Rows from a figure dataset:
+++++

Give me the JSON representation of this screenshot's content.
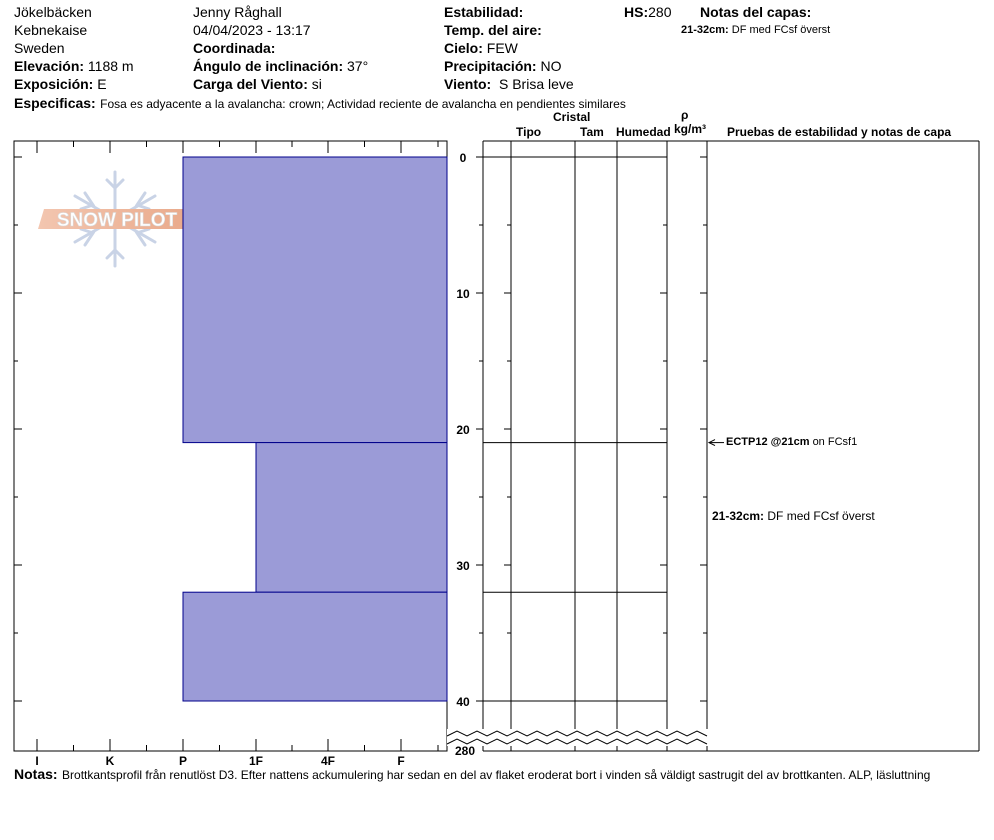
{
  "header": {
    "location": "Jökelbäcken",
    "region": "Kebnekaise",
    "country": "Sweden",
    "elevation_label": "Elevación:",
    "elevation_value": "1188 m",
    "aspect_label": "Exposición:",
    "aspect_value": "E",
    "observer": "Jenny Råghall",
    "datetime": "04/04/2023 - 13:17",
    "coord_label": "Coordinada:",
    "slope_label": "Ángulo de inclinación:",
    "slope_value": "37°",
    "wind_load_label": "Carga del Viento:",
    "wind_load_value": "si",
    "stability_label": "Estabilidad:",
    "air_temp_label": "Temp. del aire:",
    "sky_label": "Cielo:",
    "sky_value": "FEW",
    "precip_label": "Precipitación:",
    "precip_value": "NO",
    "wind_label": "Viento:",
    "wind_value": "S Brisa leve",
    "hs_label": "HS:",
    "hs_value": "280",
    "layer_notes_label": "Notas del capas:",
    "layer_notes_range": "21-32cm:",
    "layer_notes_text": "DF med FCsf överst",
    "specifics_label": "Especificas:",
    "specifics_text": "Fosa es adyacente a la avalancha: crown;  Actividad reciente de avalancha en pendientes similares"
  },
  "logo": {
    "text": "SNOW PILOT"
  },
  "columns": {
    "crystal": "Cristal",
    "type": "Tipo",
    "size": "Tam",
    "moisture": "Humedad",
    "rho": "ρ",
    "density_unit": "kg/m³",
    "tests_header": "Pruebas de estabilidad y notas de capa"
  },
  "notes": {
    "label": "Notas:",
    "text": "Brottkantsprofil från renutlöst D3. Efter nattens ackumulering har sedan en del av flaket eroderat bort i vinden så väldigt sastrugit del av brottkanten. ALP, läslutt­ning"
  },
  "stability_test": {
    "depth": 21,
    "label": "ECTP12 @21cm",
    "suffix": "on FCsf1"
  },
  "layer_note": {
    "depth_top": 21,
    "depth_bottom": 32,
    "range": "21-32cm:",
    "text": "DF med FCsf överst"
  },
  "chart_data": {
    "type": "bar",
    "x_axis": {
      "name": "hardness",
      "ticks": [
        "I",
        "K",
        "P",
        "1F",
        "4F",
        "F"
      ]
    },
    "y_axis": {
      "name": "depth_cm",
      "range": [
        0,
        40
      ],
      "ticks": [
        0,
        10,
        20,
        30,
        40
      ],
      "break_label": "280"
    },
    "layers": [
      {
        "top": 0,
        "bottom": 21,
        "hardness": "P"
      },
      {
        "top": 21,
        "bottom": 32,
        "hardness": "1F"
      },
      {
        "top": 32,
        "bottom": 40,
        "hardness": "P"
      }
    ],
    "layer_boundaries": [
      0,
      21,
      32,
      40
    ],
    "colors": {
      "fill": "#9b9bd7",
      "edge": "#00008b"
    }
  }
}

+++++

Find the word "överst" in the data and copy out each line where it turns up.

• **Exercise output**:
    "layer_notes_text": "DF med FCsf överst",
    "text": "DF med FCsf överst"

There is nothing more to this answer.